Exercise goal: Reproduce every line of the records below word for word, leaving out the pictures.

[Records from a data collection]

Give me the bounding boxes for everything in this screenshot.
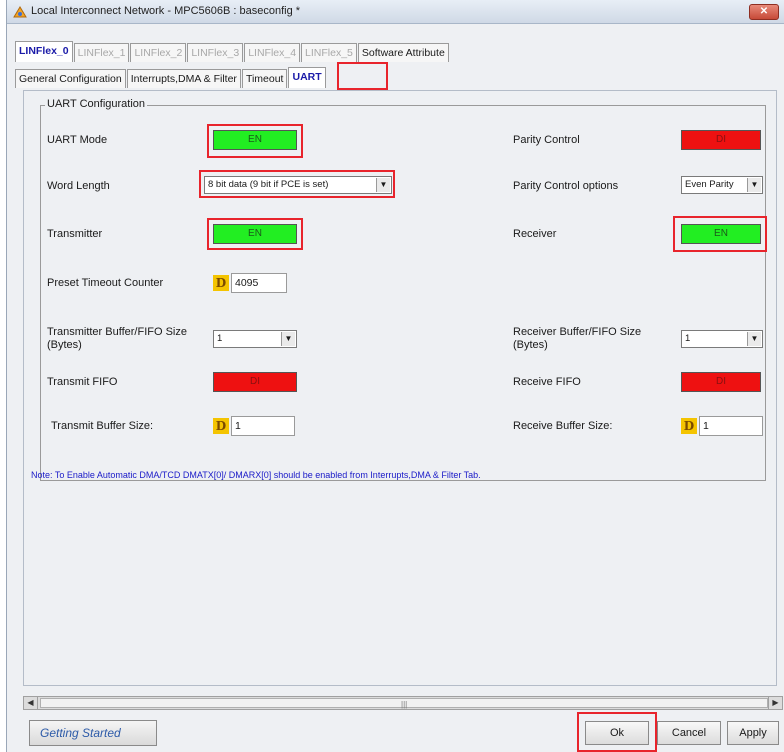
tx-buffer-fifo-size-label: Transmitter Buffer/FIFO Size (Bytes) bbox=[47, 326, 187, 351]
parity-options-value: Even Parity bbox=[685, 179, 734, 190]
tab-general-configuration[interactable]: General Configuration bbox=[15, 69, 126, 88]
tab-interrupts-dma-filter[interactable]: Interrupts,DMA & Filter bbox=[126, 69, 241, 88]
rx-buffer-fifo-size-value: 1 bbox=[685, 333, 691, 344]
transmit-fifo-toggle[interactable]: DI bbox=[213, 372, 297, 392]
linflex-tab-bar: LINFlex_0 LINFlex_1 LINFlex_2 LINFlex_3 … bbox=[15, 40, 450, 62]
grip-icon: ||| bbox=[401, 700, 408, 709]
tab-uart[interactable]: UART bbox=[288, 67, 326, 88]
cancel-button[interactable]: Cancel bbox=[657, 721, 721, 745]
parity-options-select[interactable]: Even Parity ▼ bbox=[681, 176, 763, 194]
tab-software-attribute[interactable]: Software Attribute bbox=[357, 43, 449, 62]
close-button[interactable]: ✕ bbox=[749, 4, 779, 20]
receive-buffer-size-input[interactable]: 1 bbox=[699, 416, 763, 436]
parity-options-label: Parity Control options bbox=[513, 180, 619, 192]
decimal-format-icon[interactable]: D bbox=[213, 418, 229, 434]
scroll-right-icon[interactable]: ▶ bbox=[768, 697, 782, 709]
tab-linflex-1[interactable]: LINFlex_1 bbox=[73, 43, 130, 62]
word-length-select[interactable]: 8 bit data (9 bit if PCE is set) ▼ bbox=[204, 176, 392, 194]
rx-buffer-fifo-size-label: Receiver Buffer/FIFO Size (Bytes) bbox=[513, 326, 642, 351]
receiver-label: Receiver bbox=[513, 228, 557, 240]
tab-timeout[interactable]: Timeout bbox=[241, 69, 288, 88]
chevron-down-icon[interactable]: ▼ bbox=[747, 332, 761, 346]
receiver-toggle[interactable]: EN bbox=[681, 224, 761, 244]
transmitter-label: Transmitter bbox=[47, 228, 103, 240]
preset-timeout-field: D 4095 bbox=[213, 273, 287, 293]
word-length-value: 8 bit data (9 bit if PCE is set) bbox=[208, 179, 329, 190]
tx-buffer-fifo-size-select[interactable]: 1 ▼ bbox=[213, 330, 297, 348]
decimal-format-icon[interactable]: D bbox=[213, 275, 229, 291]
parity-control-toggle[interactable]: DI bbox=[681, 130, 761, 150]
transmit-buffer-size-label: Transmit Buffer Size: bbox=[51, 420, 154, 432]
uart-configuration-group: UART Configuration UART Mode EN Parity C… bbox=[40, 98, 767, 481]
app-icon bbox=[13, 6, 27, 18]
apply-button[interactable]: Apply bbox=[727, 721, 779, 745]
preset-timeout-label: Preset Timeout Counter bbox=[47, 277, 164, 289]
chevron-down-icon[interactable]: ▼ bbox=[747, 178, 761, 192]
preset-timeout-input[interactable]: 4095 bbox=[231, 273, 287, 293]
chevron-down-icon[interactable]: ▼ bbox=[376, 178, 390, 192]
uart-config-panel: UART Configuration UART Mode EN Parity C… bbox=[23, 90, 777, 686]
tab-linflex-0[interactable]: LINFlex_0 bbox=[15, 41, 73, 62]
scroll-thumb[interactable]: ||| bbox=[40, 698, 768, 709]
title-bar: Local Interconnect Network - MPC5606B : … bbox=[7, 0, 784, 24]
tab-linflex-5[interactable]: LINFlex_5 bbox=[301, 43, 357, 62]
dialog-window: Local Interconnect Network - MPC5606B : … bbox=[6, 0, 784, 752]
receive-fifo-toggle[interactable]: DI bbox=[681, 372, 761, 392]
receive-buffer-size-label: Receive Buffer Size: bbox=[513, 420, 613, 432]
getting-started-button[interactable]: Getting Started bbox=[29, 720, 157, 746]
horizontal-scrollbar[interactable]: ◀ ||| ▶ bbox=[23, 696, 783, 710]
transmit-buffer-size-field: D 1 bbox=[213, 416, 295, 436]
receive-fifo-label: Receive FIFO bbox=[513, 376, 581, 388]
receive-buffer-size-field: D 1 bbox=[681, 416, 763, 436]
transmit-fifo-label: Transmit FIFO bbox=[47, 376, 118, 388]
uart-tab-highlight bbox=[337, 62, 388, 90]
uart-mode-label: UART Mode bbox=[47, 134, 108, 146]
word-length-label: Word Length bbox=[47, 180, 110, 192]
decimal-format-icon[interactable]: D bbox=[681, 418, 697, 434]
parity-control-label: Parity Control bbox=[513, 134, 580, 146]
group-title: UART Configuration bbox=[45, 98, 148, 110]
tab-linflex-2[interactable]: LINFlex_2 bbox=[130, 43, 187, 62]
config-tab-bar: General Configuration Interrupts,DMA & F… bbox=[15, 66, 327, 88]
tab-linflex-4[interactable]: LINFlex_4 bbox=[244, 43, 301, 62]
dma-note: Note: To Enable Automatic DMA/TCD DMATX[… bbox=[31, 470, 481, 480]
transmitter-toggle[interactable]: EN bbox=[213, 224, 297, 244]
tab-linflex-3[interactable]: LINFlex_3 bbox=[187, 43, 244, 62]
uart-mode-toggle[interactable]: EN bbox=[213, 130, 297, 150]
ok-button[interactable]: Ok bbox=[585, 721, 649, 745]
scroll-left-icon[interactable]: ◀ bbox=[24, 697, 38, 709]
rx-buffer-fifo-size-select[interactable]: 1 ▼ bbox=[681, 330, 763, 348]
transmit-buffer-size-input[interactable]: 1 bbox=[231, 416, 295, 436]
chevron-down-icon[interactable]: ▼ bbox=[281, 332, 295, 346]
window-title: Local Interconnect Network - MPC5606B : … bbox=[31, 5, 301, 17]
tx-buffer-fifo-size-value: 1 bbox=[217, 333, 223, 344]
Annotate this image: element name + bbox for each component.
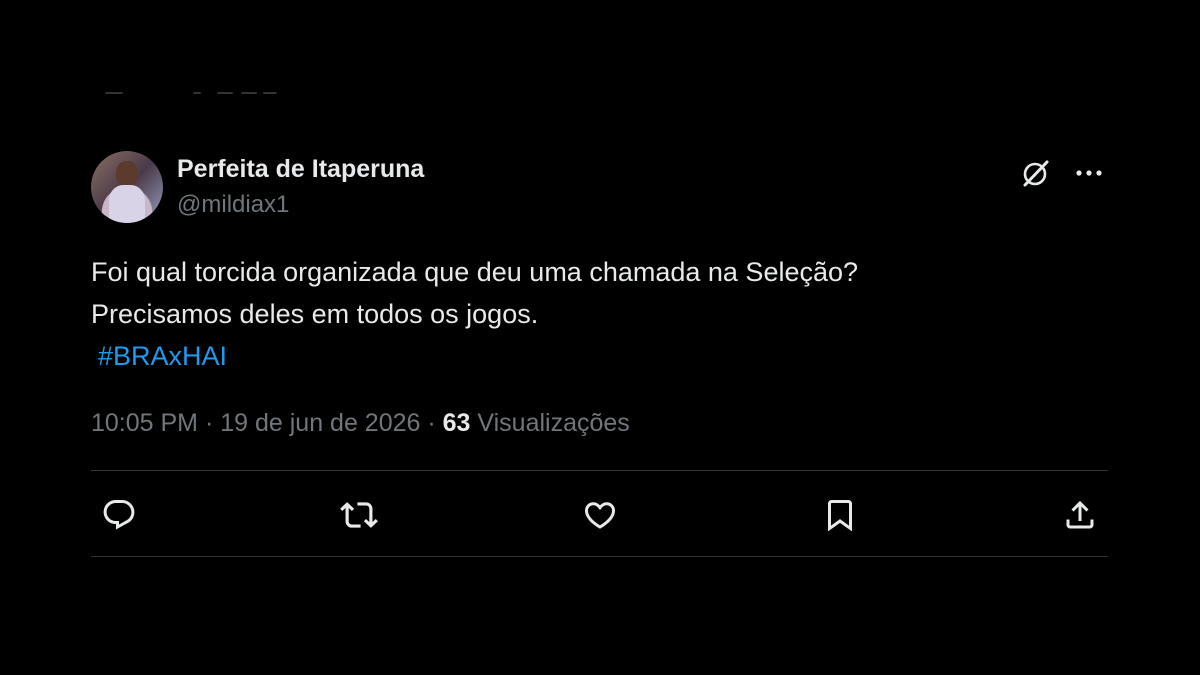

Finished answer:
Give me the bounding boxes for everything in this screenshot.
tx-buffer-fifo-size-label: Transmitter Buffer/FIFO Size (Bytes) bbox=[47, 326, 187, 351]
parity-options-value: Even Parity bbox=[685, 179, 734, 190]
tab-general-configuration[interactable]: General Configuration bbox=[15, 69, 126, 88]
tab-interrupts-dma-filter[interactable]: Interrupts,DMA & Filter bbox=[126, 69, 241, 88]
rx-buffer-fifo-size-value: 1 bbox=[685, 333, 691, 344]
transmit-fifo-toggle[interactable]: DI bbox=[213, 372, 297, 392]
linflex-tab-bar: LINFlex_0 LINFlex_1 LINFlex_2 LINFlex_3 … bbox=[15, 40, 450, 62]
grip-icon: ||| bbox=[401, 700, 408, 709]
tab-uart[interactable]: UART bbox=[288, 67, 326, 88]
cancel-button[interactable]: Cancel bbox=[657, 721, 721, 745]
parity-options-select[interactable]: Even Parity ▼ bbox=[681, 176, 763, 194]
tab-software-attribute[interactable]: Software Attribute bbox=[357, 43, 449, 62]
close-button[interactable]: ✕ bbox=[749, 4, 779, 20]
receive-buffer-size-input[interactable]: 1 bbox=[699, 416, 763, 436]
parity-options-label: Parity Control options bbox=[513, 180, 619, 192]
decimal-format-icon[interactable]: D bbox=[213, 418, 229, 434]
scroll-right-icon[interactable]: ▶ bbox=[768, 697, 782, 709]
tab-linflex-1[interactable]: LINFlex_1 bbox=[73, 43, 130, 62]
word-length-select[interactable]: 8 bit data (9 bit if PCE is set) ▼ bbox=[204, 176, 392, 194]
rx-buffer-fifo-size-label: Receiver Buffer/FIFO Size (Bytes) bbox=[513, 326, 642, 351]
receiver-label: Receiver bbox=[513, 228, 557, 240]
tab-timeout[interactable]: Timeout bbox=[241, 69, 288, 88]
chevron-down-icon[interactable]: ▼ bbox=[747, 332, 761, 346]
receiver-toggle[interactable]: EN bbox=[681, 224, 761, 244]
transmitter-label: Transmitter bbox=[47, 228, 103, 240]
preset-timeout-field: D 4095 bbox=[213, 273, 287, 293]
word-length-value: 8 bit data (9 bit if PCE is set) bbox=[208, 179, 329, 190]
tx-buffer-fifo-size-select[interactable]: 1 ▼ bbox=[213, 330, 297, 348]
decimal-format-icon[interactable]: D bbox=[213, 275, 229, 291]
parity-control-toggle[interactable]: DI bbox=[681, 130, 761, 150]
transmit-buffer-size-label: Transmit Buffer Size: bbox=[51, 420, 154, 432]
uart-configuration-group: UART Configuration UART Mode EN Parity C… bbox=[40, 98, 767, 481]
app-icon bbox=[13, 6, 27, 18]
apply-button[interactable]: Apply bbox=[727, 721, 779, 745]
preset-timeout-label: Preset Timeout Counter bbox=[47, 277, 164, 289]
chevron-down-icon[interactable]: ▼ bbox=[747, 178, 761, 192]
preset-timeout-input[interactable]: 4095 bbox=[231, 273, 287, 293]
chevron-down-icon[interactable]: ▼ bbox=[376, 178, 390, 192]
uart-config-panel: UART Configuration UART Mode EN Parity C… bbox=[23, 90, 777, 686]
tab-linflex-0[interactable]: LINFlex_0 bbox=[15, 41, 73, 62]
scroll-thumb[interactable]: ||| bbox=[40, 698, 768, 709]
title-bar: Local Interconnect Network - MPC5606B : … bbox=[7, 0, 784, 24]
tab-linflex-5[interactable]: LINFlex_5 bbox=[301, 43, 357, 62]
dialog-window: Local Interconnect Network - MPC5606B : … bbox=[6, 0, 784, 752]
receive-fifo-toggle[interactable]: DI bbox=[681, 372, 761, 392]
receive-buffer-size-label: Receive Buffer Size: bbox=[513, 420, 613, 432]
getting-started-button[interactable]: Getting Started bbox=[29, 720, 157, 746]
horizontal-scrollbar[interactable]: ◀ ||| ▶ bbox=[23, 696, 783, 710]
transmit-buffer-size-field: D 1 bbox=[213, 416, 295, 436]
receive-fifo-label: Receive FIFO bbox=[513, 376, 581, 388]
receive-buffer-size-field: D 1 bbox=[681, 416, 763, 436]
transmit-fifo-label: Transmit FIFO bbox=[47, 376, 118, 388]
uart-tab-highlight bbox=[337, 62, 388, 90]
uart-mode-label: UART Mode bbox=[47, 134, 108, 146]
word-length-label: Word Length bbox=[47, 180, 110, 192]
decimal-format-icon[interactable]: D bbox=[681, 418, 697, 434]
parity-control-label: Parity Control bbox=[513, 134, 580, 146]
group-title: UART Configuration bbox=[45, 98, 148, 110]
tab-linflex-2[interactable]: LINFlex_2 bbox=[130, 43, 187, 62]
config-tab-bar: General Configuration Interrupts,DMA & F… bbox=[15, 66, 327, 88]
tab-linflex-4[interactable]: LINFlex_4 bbox=[244, 43, 301, 62]
dma-note: Note: To Enable Automatic DMA/TCD DMATX[… bbox=[31, 470, 481, 480]
transmitter-toggle[interactable]: EN bbox=[213, 224, 297, 244]
tab-linflex-3[interactable]: LINFlex_3 bbox=[187, 43, 244, 62]
uart-mode-toggle[interactable]: EN bbox=[213, 130, 297, 150]
ok-button[interactable]: Ok bbox=[585, 721, 649, 745]
scroll-left-icon[interactable]: ◀ bbox=[24, 697, 38, 709]
rx-buffer-fifo-size-select[interactable]: 1 ▼ bbox=[681, 330, 763, 348]
transmit-buffer-size-input[interactable]: 1 bbox=[231, 416, 295, 436]
chevron-down-icon[interactable]: ▼ bbox=[281, 332, 295, 346]
window-title: Local Interconnect Network - MPC5606B : … bbox=[31, 5, 301, 17]
tx-buffer-fifo-size-value: 1 bbox=[217, 333, 223, 344]
Annotate this image: element name + bbox for each component.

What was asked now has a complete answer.